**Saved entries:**
◆ ◆ ◆ ◆ ◆
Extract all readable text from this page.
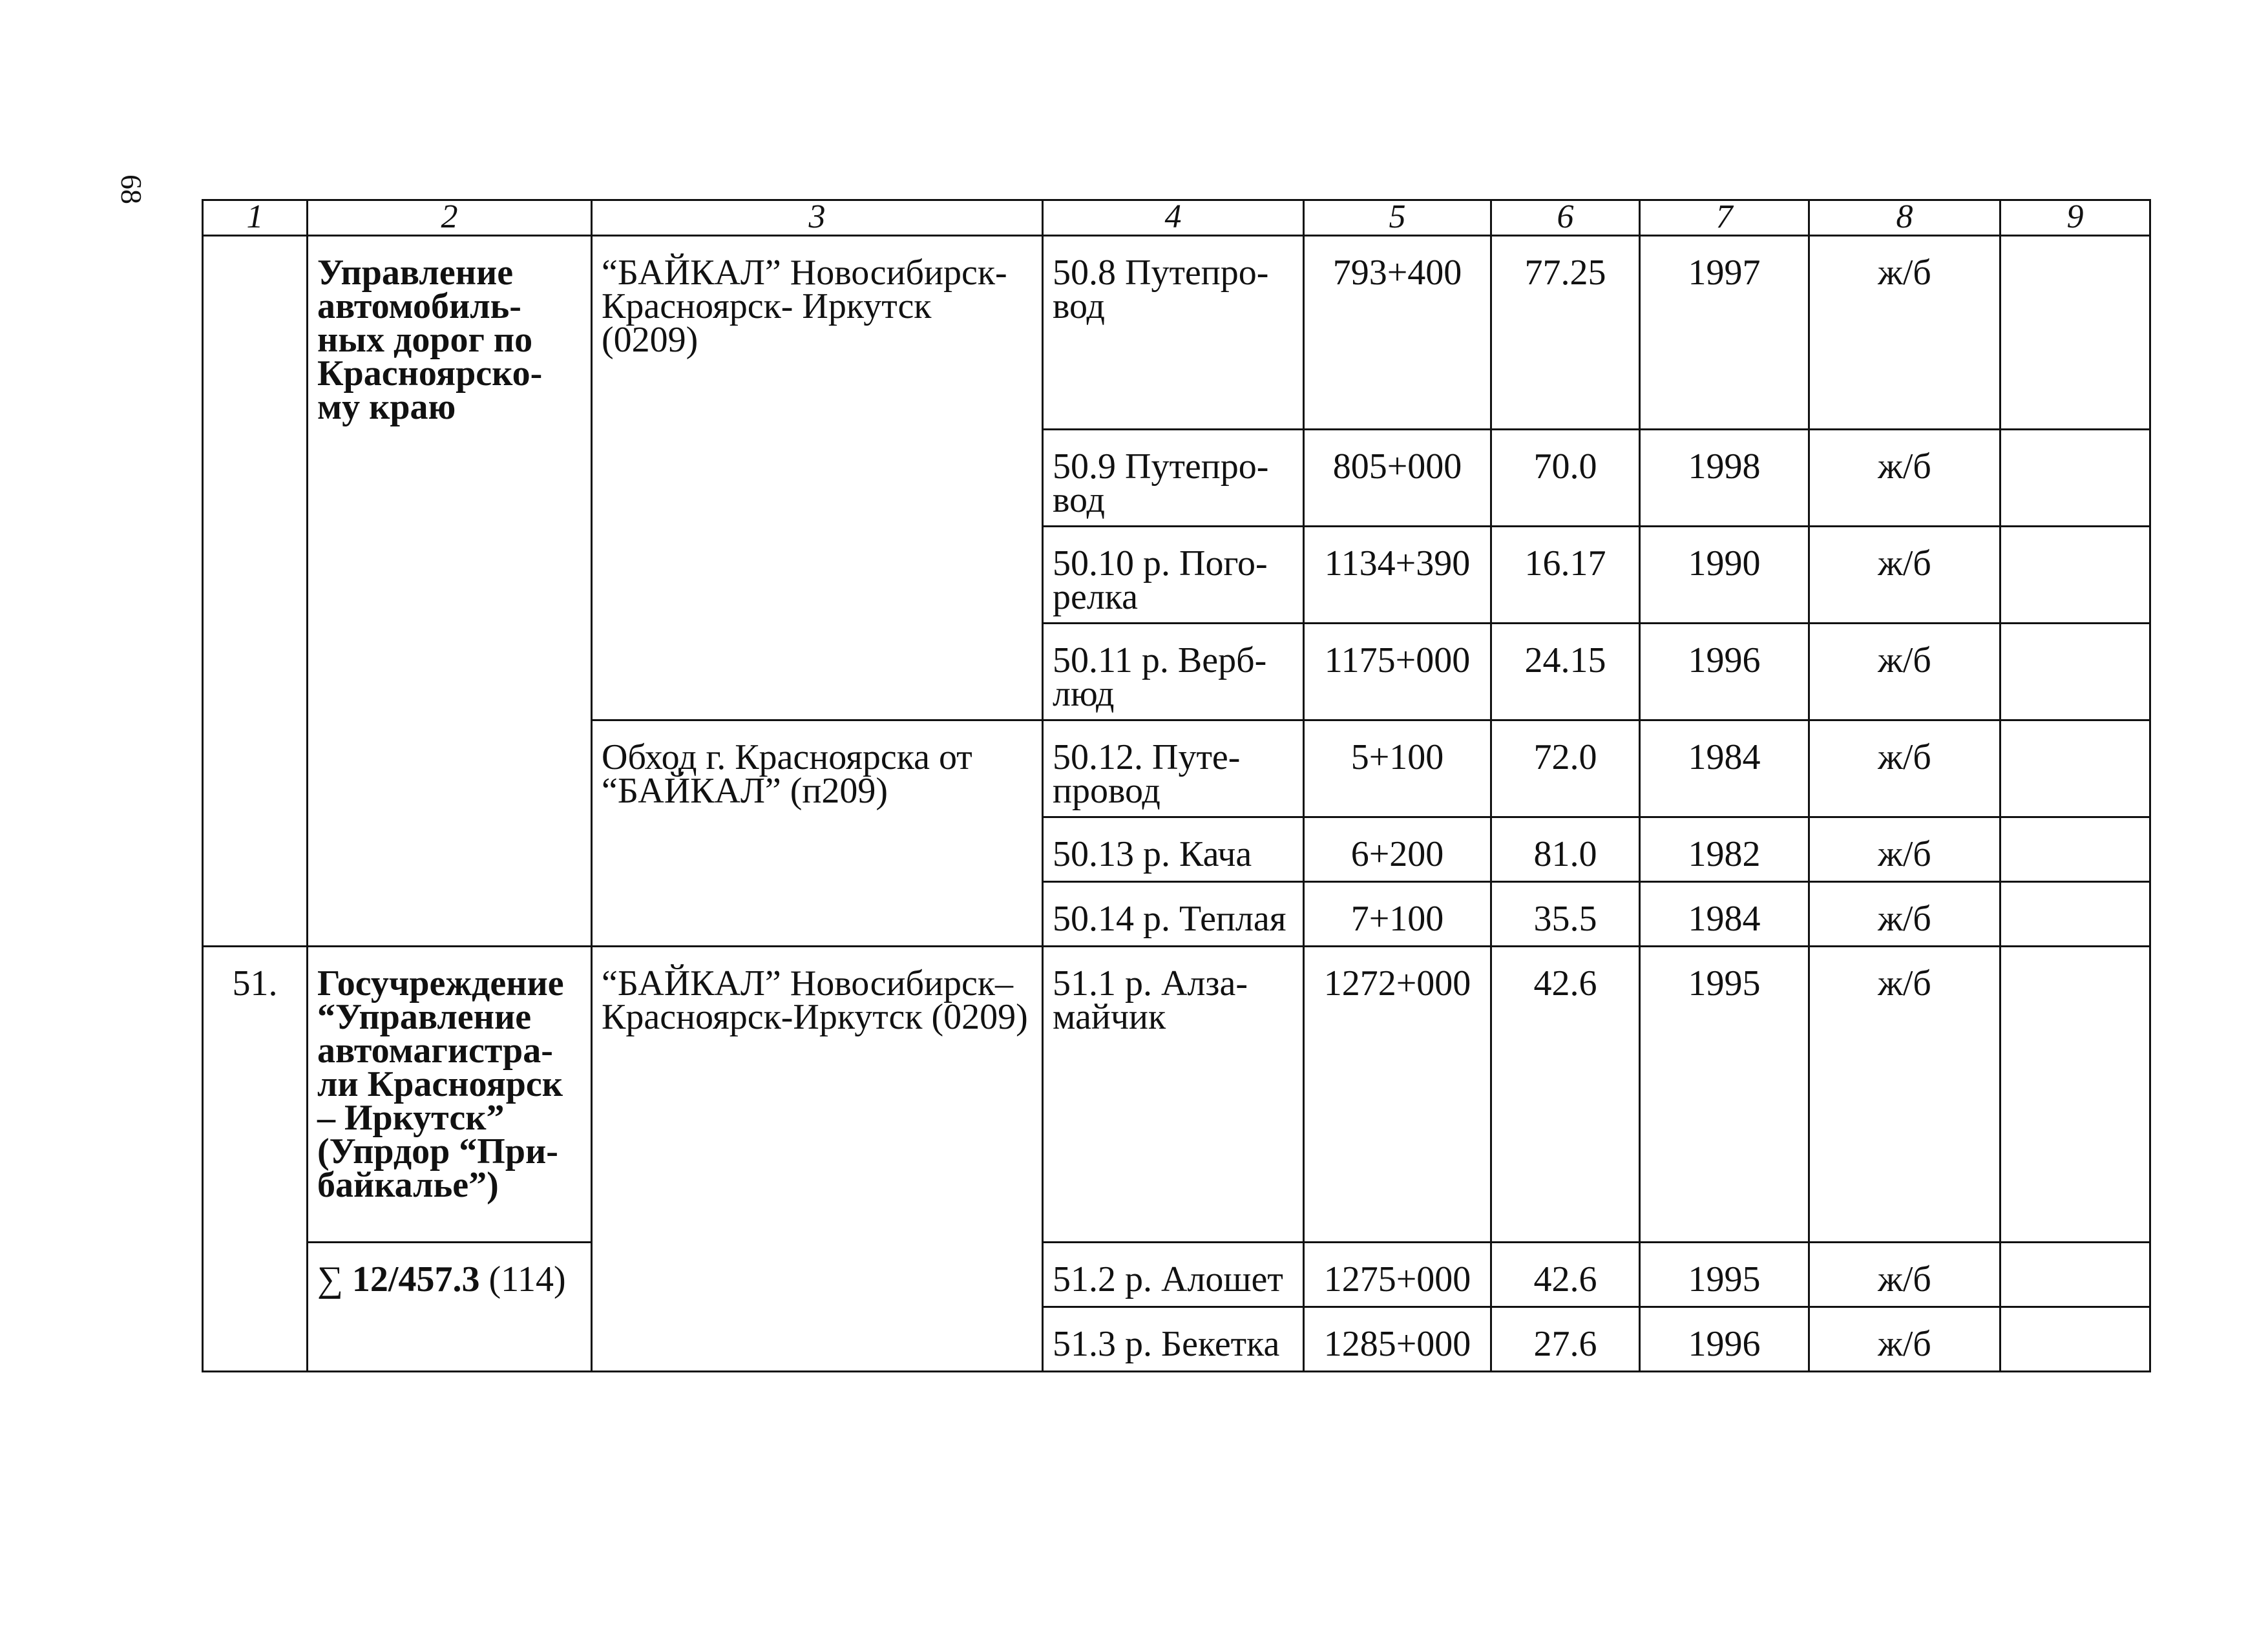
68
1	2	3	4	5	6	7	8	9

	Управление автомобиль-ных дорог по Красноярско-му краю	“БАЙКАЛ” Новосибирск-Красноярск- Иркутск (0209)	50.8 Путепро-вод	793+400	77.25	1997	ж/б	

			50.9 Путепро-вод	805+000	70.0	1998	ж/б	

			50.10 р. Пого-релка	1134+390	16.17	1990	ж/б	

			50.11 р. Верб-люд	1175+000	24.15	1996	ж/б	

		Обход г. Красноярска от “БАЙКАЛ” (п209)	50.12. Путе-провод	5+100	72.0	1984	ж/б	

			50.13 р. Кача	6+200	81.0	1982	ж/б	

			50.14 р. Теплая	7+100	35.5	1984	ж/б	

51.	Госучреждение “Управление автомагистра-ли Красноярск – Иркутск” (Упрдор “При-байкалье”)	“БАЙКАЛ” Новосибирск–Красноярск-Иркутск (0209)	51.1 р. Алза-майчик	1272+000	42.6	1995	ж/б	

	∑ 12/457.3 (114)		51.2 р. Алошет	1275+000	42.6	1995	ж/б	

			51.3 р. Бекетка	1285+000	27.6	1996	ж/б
◆ ◆ ◆ ◆ ◆
**PROBLEM TO WORK ON:** Copy the records word for word, leaving no picture in the copy.

**COMPLETE OUTPUT:**
Extract all readable text from this page.
68
1	2	3	4	5	6	7	8	9

	Управление автомобиль-ных дорог по Красноярско-му краю	“БАЙКАЛ” Новосибирск-Красноярск- Иркутск (0209)	50.8 Путепро-вод	793+400	77.25	1997	ж/б	

			50.9 Путепро-вод	805+000	70.0	1998	ж/б	

			50.10 р. Пого-релка	1134+390	16.17	1990	ж/б	

			50.11 р. Верб-люд	1175+000	24.15	1996	ж/б	

		Обход г. Красноярска от “БАЙКАЛ” (п209)	50.12. Путе-провод	5+100	72.0	1984	ж/б	

			50.13 р. Кача	6+200	81.0	1982	ж/б	

			50.14 р. Теплая	7+100	35.5	1984	ж/б	

51.	Госучреждение “Управление автомагистра-ли Красноярск – Иркутск” (Упрдор “При-байкалье”)	“БАЙКАЛ” Новосибирск–Красноярск-Иркутск (0209)	51.1 р. Алза-майчик	1272+000	42.6	1995	ж/б	

	∑ 12/457.3 (114)		51.2 р. Алошет	1275+000	42.6	1995	ж/б	

			51.3 р. Бекетка	1285+000	27.6	1996	ж/б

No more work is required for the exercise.